The problem — Produce a verbatim copy of the entries listed below.

[Dataset excerpt]
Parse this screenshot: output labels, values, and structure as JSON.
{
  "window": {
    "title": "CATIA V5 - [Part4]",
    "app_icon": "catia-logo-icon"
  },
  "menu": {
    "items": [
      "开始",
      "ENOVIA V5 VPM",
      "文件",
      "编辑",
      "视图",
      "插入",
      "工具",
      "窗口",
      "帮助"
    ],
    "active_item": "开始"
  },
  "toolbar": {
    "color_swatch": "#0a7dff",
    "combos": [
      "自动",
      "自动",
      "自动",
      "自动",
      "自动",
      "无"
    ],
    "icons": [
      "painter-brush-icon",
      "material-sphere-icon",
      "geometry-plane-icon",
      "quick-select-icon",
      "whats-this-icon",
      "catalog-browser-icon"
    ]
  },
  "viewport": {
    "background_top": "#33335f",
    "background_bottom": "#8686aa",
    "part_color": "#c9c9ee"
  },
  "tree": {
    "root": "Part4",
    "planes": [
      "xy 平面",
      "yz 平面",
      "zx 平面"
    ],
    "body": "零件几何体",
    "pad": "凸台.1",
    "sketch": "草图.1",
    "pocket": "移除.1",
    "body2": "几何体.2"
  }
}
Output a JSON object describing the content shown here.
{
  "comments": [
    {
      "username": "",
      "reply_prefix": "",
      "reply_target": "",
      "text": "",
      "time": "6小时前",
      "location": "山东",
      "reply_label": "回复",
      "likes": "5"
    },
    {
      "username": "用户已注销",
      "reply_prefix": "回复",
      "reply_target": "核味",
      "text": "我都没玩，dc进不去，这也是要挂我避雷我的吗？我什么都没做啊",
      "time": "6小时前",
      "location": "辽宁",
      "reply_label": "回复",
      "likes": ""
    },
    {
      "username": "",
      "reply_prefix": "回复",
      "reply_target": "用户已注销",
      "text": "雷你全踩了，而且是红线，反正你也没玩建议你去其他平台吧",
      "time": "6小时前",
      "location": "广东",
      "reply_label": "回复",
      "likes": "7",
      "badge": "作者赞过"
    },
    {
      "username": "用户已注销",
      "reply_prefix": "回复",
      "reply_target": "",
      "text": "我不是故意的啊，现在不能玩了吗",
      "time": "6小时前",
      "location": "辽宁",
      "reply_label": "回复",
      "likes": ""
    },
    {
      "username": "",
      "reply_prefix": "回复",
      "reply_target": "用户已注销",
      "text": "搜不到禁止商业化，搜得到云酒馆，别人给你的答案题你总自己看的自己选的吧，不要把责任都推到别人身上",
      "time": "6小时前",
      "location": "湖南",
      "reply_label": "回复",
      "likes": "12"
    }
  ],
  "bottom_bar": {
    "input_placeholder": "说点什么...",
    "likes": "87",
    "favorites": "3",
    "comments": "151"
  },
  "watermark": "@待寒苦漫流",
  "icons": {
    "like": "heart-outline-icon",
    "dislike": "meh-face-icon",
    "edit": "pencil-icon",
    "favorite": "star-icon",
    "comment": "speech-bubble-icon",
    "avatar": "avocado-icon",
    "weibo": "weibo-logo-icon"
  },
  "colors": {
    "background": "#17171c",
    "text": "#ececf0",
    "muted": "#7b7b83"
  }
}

Written response —
Parse this screenshot: output labels, values, and structure as JSON.
{
  "window": {
    "title": "CATIA V5 - [Part4]",
    "app_icon": "catia-logo-icon"
  },
  "menu": {
    "items": [
      "开始",
      "ENOVIA V5 VPM",
      "文件",
      "编辑",
      "视图",
      "插入",
      "工具",
      "窗口",
      "帮助"
    ],
    "active_item": "开始"
  },
  "toolbar": {
    "color_swatch": "#0a7dff",
    "combos": [
      "自动",
      "自动",
      "自动",
      "自动",
      "自动",
      "无"
    ],
    "icons": [
      "painter-brush-icon",
      "material-sphere-icon",
      "geometry-plane-icon",
      "quick-select-icon",
      "whats-this-icon",
      "catalog-browser-icon"
    ]
  },
  "viewport": {
    "background_top": "#33335f",
    "background_bottom": "#8686aa",
    "part_color": "#c9c9ee"
  },
  "tree": {
    "root": "Part4",
    "planes": [
      "xy 平面",
      "yz 平面",
      "zx 平面"
    ],
    "body": "零件几何体",
    "pad": "凸台.1",
    "sketch": "草图.1",
    "pocket": "移除.1",
    "body2": "几何体.2"
  }
}
Output a JSON object describing the content shown here.
{
  "comments": [
    {
      "username": "",
      "reply_prefix": "",
      "reply_target": "",
      "text": "",
      "time": "6小时前",
      "location": "山东",
      "reply_label": "回复",
      "likes": "5"
    },
    {
      "username": "用户已注销",
      "reply_prefix": "回复",
      "reply_target": "核味",
      "text": "我都没玩，dc进不去，这也是要挂我避雷我的吗？我什么都没做啊",
      "time": "6小时前",
      "location": "辽宁",
      "reply_label": "回复",
      "likes": ""
    },
    {
      "username": "",
      "reply_prefix": "回复",
      "reply_target": "用户已注销",
      "text": "雷你全踩了，而且是红线，反正你也没玩建议你去其他平台吧",
      "time": "6小时前",
      "location": "广东",
      "reply_label": "回复",
      "likes": "7",
      "badge": "作者赞过"
    },
    {
      "username": "用户已注销",
      "reply_prefix": "回复",
      "reply_target": "",
      "text": "我不是故意的啊，现在不能玩了吗",
      "time": "6小时前",
      "location": "辽宁",
      "reply_label": "回复",
      "likes": ""
    },
    {
      "username": "",
      "reply_prefix": "回复",
      "reply_target": "用户已注销",
      "text": "搜不到禁止商业化，搜得到云酒馆，别人给你的答案题你总自己看的自己选的吧，不要把责任都推到别人身上",
      "time": "6小时前",
      "location": "湖南",
      "reply_label": "回复",
      "likes": "12"
    }
  ],
  "bottom_bar": {
    "input_placeholder": "说点什么...",
    "likes": "87",
    "favorites": "3",
    "comments": "151"
  },
  "watermark": "@待寒苦漫流",
  "icons": {
    "like": "heart-outline-icon",
    "dislike": "meh-face-icon",
    "edit": "pencil-icon",
    "favorite": "star-icon",
    "comment": "speech-bubble-icon",
    "avatar": "avocado-icon",
    "weibo": "weibo-logo-icon"
  },
  "colors": {
    "background": "#17171c",
    "text": "#ececf0",
    "muted": "#7b7b83"
  }
}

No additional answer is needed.